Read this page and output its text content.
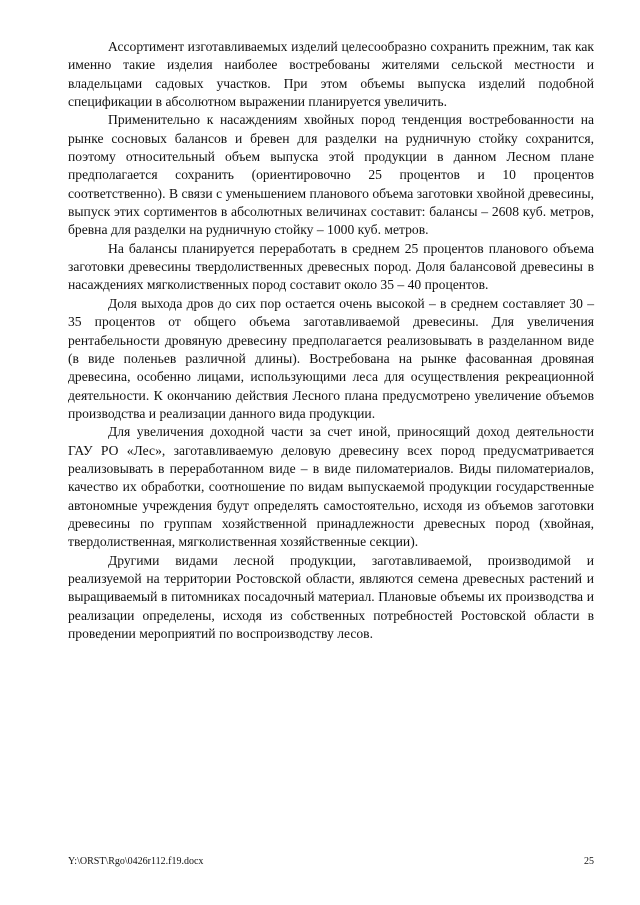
Ассортимент изготавливаемых изделий целесообразно сохранить прежним, так как именно такие изделия наиболее востребованы жителями сельской местности и владельцами садовых участков. При этом объемы выпуска изделий подобной спецификации в абсолютном выражении планируется увеличить.

Применительно к насаждениям хвойных пород тенденция востребованности на рынке сосновых балансов и бревен для разделки на рудничную стойку сохранится, поэтому относительный объем выпуска этой продукции в данном Лесном плане предполагается сохранить (ориентировочно 25 процентов и 10 процентов соответственно). В связи с уменьшением планового объема заготовки хвойной древесины, выпуск этих сортиментов в абсолютных величинах составит: балансы – 2608 куб. метров, бревна для разделки на рудничную стойку – 1000 куб. метров.

На балансы планируется переработать в среднем 25 процентов планового объема заготовки древесины твердолиственных древесных пород. Доля балансовой древесины в насаждениях мягколиственных пород составит около 35 – 40 процентов.

Доля выхода дров до сих пор остается очень высокой – в среднем составляет 30 – 35 процентов от общего объема заготавливаемой древесины. Для увеличения рентабельности дровяную древесину предполагается реализовывать в разделанном виде (в виде поленьев различной длины). Востребована на рынке фасованная дровяная древесина, особенно лицами, использующими леса для осуществления рекреационной деятельности. К окончанию действия Лесного плана предусмотрено увеличение объемов производства и реализации данного вида продукции.

Для увеличения доходной части за счет иной, приносящий доход деятельности ГАУ РО «Лес», заготавливаемую деловую древесину всех пород предусматривается реализовывать в переработанном виде – в виде пиломатериалов. Виды пиломатериалов, качество их обработки, соотношение по видам выпускаемой продукции государственные автономные учреждения будут определять самостоятельно, исходя из объемов заготовки древесины по группам хозяйственной принадлежности древесных пород (хвойная, твердолиственная, мягколиственная хозяйственные секции).

Другими видами лесной продукции, заготавливаемой, производимой и реализуемой на территории Ростовской области, являются семена древесных растений и выращиваемый в питомниках посадочный материал. Плановые объемы их производства и реализации определены, исходя из собственных потребностей Ростовской области в проведении мероприятий по воспроизводству лесов.

Y:\ORST\Rgo\0426r112.f19.docx	25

Set problem: The material above must be printed exactly, with its pictures left out.

Full output:
Read this page and output its text content.
Ассортимент изготавливаемых изделий целесообразно сохранить прежним, так как именно такие изделия наиболее востребованы жителями сельской местности и владельцами садовых участков. При этом объемы выпуска изделий подобной спецификации в абсолютном выражении планируется увеличить.

Применительно к насаждениям хвойных пород тенденция востребованности на рынке сосновых балансов и бревен для разделки на рудничную стойку сохранится, поэтому относительный объем выпуска этой продукции в данном Лесном плане предполагается сохранить (ориентировочно 25 процентов и 10 процентов соответственно). В связи с уменьшением планового объема заготовки хвойной древесины, выпуск этих сортиментов в абсолютных величинах составит: балансы – 2608 куб. метров, бревна для разделки на рудничную стойку – 1000 куб. метров.

На балансы планируется переработать в среднем 25 процентов планового объема заготовки древесины твердолиственных древесных пород. Доля балансовой древесины в насаждениях мягколиственных пород составит около 35 – 40 процентов.

Доля выхода дров до сих пор остается очень высокой – в среднем составляет 30 – 35 процентов от общего объема заготавливаемой древесины. Для увеличения рентабельности дровяную древесину предполагается реализовывать в разделанном виде (в виде поленьев различной длины). Востребована на рынке фасованная дровяная древесина, особенно лицами, использующими леса для осуществления рекреационной деятельности. К окончанию действия Лесного плана предусмотрено увеличение объемов производства и реализации данного вида продукции.

Для увеличения доходной части за счет иной, приносящий доход деятельности ГАУ РО «Лес», заготавливаемую деловую древесину всех пород предусматривается реализовывать в переработанном виде – в виде пиломатериалов. Виды пиломатериалов, качество их обработки, соотношение по видам выпускаемой продукции государственные автономные учреждения будут определять самостоятельно, исходя из объемов заготовки древесины по группам хозяйственной принадлежности древесных пород (хвойная, твердолиственная, мягколиственная хозяйственные секции).

Другими видами лесной продукции, заготавливаемой, производимой и реализуемой на территории Ростовской области, являются семена древесных растений и выращиваемый в питомниках посадочный материал. Плановые объемы их производства и реализации определены, исходя из собственных потребностей Ростовской области в проведении мероприятий по воспроизводству лесов.

Y:\ORST\Rgo\0426r112.f19.docx	25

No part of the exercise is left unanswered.